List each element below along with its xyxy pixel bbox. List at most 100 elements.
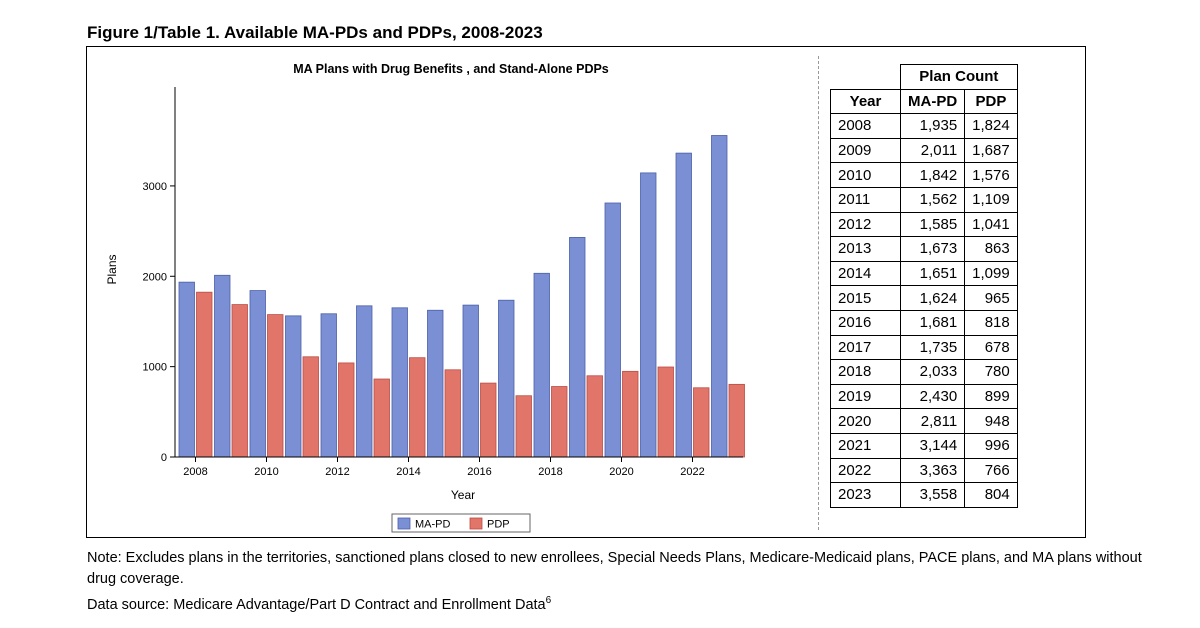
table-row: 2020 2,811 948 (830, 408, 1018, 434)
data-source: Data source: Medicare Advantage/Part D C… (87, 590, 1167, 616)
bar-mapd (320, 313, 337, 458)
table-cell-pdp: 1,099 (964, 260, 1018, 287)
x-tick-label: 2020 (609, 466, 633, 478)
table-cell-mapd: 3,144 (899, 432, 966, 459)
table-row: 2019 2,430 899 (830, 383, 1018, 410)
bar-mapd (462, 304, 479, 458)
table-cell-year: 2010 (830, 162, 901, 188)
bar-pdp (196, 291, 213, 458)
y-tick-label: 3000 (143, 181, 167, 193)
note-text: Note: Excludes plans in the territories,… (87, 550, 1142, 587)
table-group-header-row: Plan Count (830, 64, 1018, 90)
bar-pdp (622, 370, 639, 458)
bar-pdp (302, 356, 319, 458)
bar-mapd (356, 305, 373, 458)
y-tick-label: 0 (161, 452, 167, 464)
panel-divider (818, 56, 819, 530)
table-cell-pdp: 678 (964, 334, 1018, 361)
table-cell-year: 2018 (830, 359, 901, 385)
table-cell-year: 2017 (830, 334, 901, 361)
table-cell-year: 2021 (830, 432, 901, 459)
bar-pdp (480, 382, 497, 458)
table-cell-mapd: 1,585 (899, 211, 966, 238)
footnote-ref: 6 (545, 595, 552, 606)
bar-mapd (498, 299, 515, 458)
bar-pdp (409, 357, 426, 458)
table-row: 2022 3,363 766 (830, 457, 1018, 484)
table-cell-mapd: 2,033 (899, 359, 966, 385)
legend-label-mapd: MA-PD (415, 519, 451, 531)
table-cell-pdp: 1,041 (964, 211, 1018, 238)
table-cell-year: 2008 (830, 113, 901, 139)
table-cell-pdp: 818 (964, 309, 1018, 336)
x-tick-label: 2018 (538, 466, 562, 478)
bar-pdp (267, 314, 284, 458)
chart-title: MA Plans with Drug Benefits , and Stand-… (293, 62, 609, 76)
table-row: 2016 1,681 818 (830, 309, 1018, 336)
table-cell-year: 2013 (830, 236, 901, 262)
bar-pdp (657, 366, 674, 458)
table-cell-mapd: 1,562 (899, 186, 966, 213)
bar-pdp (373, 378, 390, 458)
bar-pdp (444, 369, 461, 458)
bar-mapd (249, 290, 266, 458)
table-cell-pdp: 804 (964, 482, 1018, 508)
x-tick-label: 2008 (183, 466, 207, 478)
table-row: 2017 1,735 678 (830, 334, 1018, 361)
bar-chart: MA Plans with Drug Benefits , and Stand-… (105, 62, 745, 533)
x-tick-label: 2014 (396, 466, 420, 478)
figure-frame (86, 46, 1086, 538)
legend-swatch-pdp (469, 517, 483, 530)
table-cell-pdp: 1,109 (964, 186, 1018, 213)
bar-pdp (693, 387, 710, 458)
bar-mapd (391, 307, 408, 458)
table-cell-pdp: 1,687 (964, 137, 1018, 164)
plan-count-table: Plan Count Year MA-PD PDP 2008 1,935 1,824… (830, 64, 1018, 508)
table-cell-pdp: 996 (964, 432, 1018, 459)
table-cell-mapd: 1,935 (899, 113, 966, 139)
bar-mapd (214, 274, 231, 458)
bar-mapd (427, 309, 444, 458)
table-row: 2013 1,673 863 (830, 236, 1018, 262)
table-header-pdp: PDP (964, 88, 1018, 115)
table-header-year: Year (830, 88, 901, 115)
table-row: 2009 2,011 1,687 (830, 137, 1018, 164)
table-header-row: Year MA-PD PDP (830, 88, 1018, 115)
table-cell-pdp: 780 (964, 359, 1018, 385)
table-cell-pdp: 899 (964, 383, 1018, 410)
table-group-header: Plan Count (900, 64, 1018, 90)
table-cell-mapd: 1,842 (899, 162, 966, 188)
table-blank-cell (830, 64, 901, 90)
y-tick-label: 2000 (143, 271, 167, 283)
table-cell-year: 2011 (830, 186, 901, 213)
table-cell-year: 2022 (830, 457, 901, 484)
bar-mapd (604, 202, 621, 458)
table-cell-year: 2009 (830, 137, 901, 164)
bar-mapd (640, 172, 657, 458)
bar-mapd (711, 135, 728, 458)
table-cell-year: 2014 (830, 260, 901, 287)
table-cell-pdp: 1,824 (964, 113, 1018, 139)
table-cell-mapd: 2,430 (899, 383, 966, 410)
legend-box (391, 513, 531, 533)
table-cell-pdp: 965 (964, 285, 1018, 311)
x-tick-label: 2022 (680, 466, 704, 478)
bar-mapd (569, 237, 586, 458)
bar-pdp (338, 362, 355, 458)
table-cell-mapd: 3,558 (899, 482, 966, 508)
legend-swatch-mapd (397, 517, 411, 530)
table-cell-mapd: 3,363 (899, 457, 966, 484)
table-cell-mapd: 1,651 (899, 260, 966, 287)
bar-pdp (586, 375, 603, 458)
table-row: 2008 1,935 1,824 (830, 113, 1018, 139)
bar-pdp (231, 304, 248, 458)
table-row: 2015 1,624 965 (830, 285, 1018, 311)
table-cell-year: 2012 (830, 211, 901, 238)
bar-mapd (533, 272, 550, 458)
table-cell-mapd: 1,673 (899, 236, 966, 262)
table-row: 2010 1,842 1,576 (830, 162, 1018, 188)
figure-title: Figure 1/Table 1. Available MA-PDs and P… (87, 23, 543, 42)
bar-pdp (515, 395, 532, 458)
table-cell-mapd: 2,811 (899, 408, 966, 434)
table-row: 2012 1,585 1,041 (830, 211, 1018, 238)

- - - -

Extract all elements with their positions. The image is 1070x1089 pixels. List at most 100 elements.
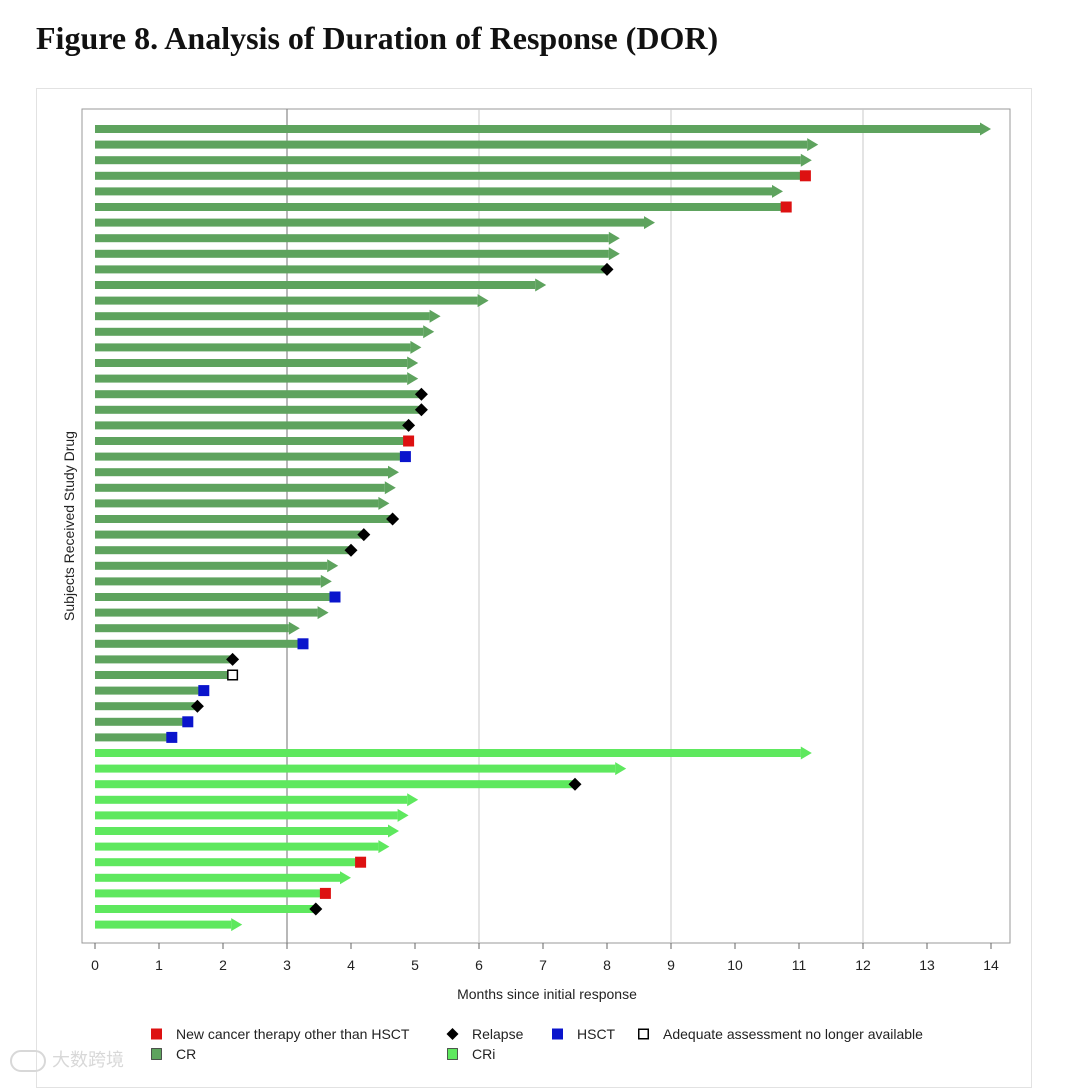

- - - -

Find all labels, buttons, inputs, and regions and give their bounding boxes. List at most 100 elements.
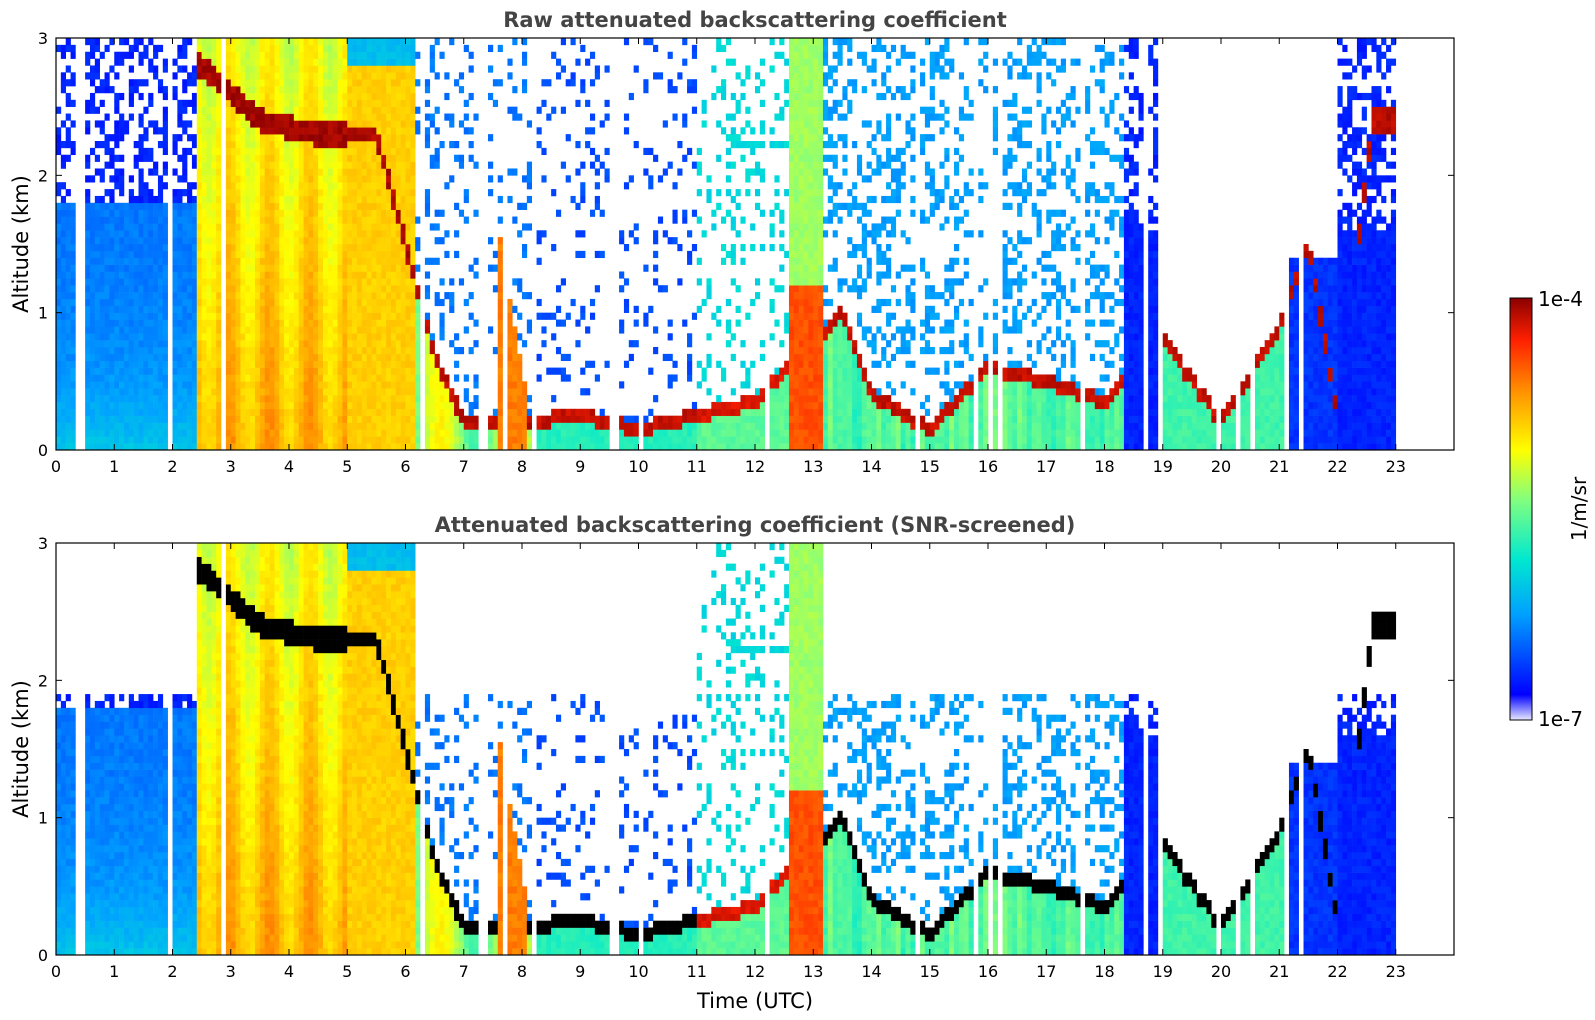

- - - -

» What you are asked to do
Reproduce the data above word for word, starting at the line that contains "List each element" and ending after the line that contains "bar-mapd (320, 313, 337, 458)", and omit the pictures.

» The response
List each element below along with its xyxy pixel bbox. List at most 100 elements.
table-row: 2020 2,811 948 (830, 408, 1018, 434)
data-source: Data source: Medicare Advantage/Part D C… (87, 590, 1167, 616)
bar-mapd (320, 313, 337, 458)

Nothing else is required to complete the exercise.